══ RAW DATA
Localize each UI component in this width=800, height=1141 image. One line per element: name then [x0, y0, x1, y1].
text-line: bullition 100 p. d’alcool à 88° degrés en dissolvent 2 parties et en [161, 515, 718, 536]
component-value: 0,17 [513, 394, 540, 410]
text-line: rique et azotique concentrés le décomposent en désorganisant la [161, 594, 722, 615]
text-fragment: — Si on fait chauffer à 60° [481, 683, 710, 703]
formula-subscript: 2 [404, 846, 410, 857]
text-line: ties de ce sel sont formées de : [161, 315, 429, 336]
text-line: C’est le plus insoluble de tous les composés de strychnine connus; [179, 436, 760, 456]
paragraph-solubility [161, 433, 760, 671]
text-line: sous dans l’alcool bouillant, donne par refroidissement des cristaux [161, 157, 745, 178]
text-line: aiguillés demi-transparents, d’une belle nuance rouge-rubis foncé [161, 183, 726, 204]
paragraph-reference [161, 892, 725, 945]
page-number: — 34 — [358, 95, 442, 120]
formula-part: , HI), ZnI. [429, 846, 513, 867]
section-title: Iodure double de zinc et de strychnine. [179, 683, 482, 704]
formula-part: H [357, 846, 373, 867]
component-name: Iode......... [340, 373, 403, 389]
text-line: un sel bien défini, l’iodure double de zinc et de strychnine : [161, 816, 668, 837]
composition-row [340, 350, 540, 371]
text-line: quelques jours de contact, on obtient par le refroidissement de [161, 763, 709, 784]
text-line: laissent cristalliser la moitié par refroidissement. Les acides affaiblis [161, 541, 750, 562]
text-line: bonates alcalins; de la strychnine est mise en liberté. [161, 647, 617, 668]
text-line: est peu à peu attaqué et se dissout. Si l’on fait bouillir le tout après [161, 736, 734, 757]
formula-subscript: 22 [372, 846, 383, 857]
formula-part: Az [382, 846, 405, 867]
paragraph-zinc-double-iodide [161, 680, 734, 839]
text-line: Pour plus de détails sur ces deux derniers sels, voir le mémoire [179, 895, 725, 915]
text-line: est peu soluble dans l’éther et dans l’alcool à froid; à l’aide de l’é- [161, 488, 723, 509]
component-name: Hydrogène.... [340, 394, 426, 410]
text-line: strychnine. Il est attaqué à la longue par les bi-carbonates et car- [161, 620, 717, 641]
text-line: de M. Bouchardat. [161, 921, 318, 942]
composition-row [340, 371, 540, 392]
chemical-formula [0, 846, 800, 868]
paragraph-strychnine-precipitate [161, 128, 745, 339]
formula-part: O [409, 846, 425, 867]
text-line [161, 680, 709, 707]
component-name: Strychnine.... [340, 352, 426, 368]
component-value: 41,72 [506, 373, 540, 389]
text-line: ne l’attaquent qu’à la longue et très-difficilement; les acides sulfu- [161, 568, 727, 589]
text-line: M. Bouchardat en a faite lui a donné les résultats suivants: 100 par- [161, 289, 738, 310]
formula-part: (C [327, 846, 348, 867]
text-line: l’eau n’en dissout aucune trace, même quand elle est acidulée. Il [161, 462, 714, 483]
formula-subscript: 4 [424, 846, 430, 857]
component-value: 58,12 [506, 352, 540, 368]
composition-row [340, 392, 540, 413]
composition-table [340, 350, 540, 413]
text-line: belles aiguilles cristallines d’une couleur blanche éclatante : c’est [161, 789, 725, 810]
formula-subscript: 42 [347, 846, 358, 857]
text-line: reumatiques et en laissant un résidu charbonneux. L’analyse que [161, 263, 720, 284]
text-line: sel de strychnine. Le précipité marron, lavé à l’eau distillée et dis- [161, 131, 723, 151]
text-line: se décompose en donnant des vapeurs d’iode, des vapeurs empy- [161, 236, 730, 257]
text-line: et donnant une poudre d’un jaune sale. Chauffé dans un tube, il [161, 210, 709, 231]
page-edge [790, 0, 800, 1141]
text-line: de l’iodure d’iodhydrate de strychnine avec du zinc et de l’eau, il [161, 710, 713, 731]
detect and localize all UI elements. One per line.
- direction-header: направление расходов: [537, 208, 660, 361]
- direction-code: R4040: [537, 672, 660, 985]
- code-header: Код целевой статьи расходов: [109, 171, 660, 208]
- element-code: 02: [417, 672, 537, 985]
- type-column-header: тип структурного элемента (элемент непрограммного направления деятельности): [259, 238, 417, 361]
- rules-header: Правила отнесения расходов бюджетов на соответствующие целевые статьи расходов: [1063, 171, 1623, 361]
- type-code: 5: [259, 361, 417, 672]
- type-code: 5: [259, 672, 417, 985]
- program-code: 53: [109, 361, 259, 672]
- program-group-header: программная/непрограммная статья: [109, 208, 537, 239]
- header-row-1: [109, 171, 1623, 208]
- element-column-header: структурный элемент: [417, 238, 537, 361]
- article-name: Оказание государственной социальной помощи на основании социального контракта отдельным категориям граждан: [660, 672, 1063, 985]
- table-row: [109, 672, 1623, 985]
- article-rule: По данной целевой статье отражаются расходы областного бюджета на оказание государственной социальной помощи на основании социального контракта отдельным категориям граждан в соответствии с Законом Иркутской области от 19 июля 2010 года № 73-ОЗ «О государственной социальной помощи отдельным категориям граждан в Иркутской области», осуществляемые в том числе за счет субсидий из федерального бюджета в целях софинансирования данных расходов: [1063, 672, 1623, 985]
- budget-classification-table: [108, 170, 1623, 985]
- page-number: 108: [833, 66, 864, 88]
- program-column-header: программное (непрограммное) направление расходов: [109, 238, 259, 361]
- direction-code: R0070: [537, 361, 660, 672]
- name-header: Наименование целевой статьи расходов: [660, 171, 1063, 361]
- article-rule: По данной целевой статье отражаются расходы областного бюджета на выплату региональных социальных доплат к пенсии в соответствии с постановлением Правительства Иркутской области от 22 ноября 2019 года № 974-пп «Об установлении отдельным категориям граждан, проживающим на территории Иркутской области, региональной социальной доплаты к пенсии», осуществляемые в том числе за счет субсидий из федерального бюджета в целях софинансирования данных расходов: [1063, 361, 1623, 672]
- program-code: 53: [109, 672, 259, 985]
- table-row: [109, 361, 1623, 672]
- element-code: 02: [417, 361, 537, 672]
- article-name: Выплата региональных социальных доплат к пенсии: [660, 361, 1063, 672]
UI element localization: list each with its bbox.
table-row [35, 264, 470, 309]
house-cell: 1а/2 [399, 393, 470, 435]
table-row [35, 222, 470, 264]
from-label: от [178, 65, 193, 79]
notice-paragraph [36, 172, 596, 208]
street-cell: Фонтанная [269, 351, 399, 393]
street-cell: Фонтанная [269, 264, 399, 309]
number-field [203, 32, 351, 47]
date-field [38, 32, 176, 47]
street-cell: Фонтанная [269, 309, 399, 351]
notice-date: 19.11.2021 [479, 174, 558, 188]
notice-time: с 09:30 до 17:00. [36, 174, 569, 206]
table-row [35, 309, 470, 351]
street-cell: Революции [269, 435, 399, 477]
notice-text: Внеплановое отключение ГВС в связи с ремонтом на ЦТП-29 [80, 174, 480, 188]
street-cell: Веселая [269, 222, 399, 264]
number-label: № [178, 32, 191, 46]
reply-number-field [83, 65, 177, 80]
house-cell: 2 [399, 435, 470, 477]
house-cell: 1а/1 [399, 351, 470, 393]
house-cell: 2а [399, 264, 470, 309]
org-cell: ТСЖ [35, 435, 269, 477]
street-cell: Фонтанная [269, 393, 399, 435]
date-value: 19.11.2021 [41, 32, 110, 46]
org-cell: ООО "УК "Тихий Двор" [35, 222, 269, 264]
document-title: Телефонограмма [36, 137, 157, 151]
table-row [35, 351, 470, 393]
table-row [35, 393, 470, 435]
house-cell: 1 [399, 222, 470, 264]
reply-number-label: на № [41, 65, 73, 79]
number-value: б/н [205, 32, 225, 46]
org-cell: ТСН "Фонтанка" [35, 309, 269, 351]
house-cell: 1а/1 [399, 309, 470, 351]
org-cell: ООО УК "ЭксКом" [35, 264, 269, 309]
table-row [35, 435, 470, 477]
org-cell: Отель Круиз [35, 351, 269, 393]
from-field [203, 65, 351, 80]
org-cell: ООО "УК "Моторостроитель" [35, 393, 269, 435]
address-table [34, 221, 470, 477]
════
(EXERCISE GOAL) Put everything from the start of the data down to the line containing "text-line: rique et" into a numbered list, leaving out blank lines.

(TASK OUTPUT)
1. Localize each UI component in this width=800, height=1141 image. One line per element: name then [x0, y0, x1, y1].
2. text-line: bullition 100 p. d’alcool à 88° degrés en dissolvent 2 parties et en [161, 515, 718, 536]
3. component-value: 0,17 [513, 394, 540, 410]
4. text-line: rique et azotique concentrés le décomposent en désorganisant la [161, 594, 722, 615]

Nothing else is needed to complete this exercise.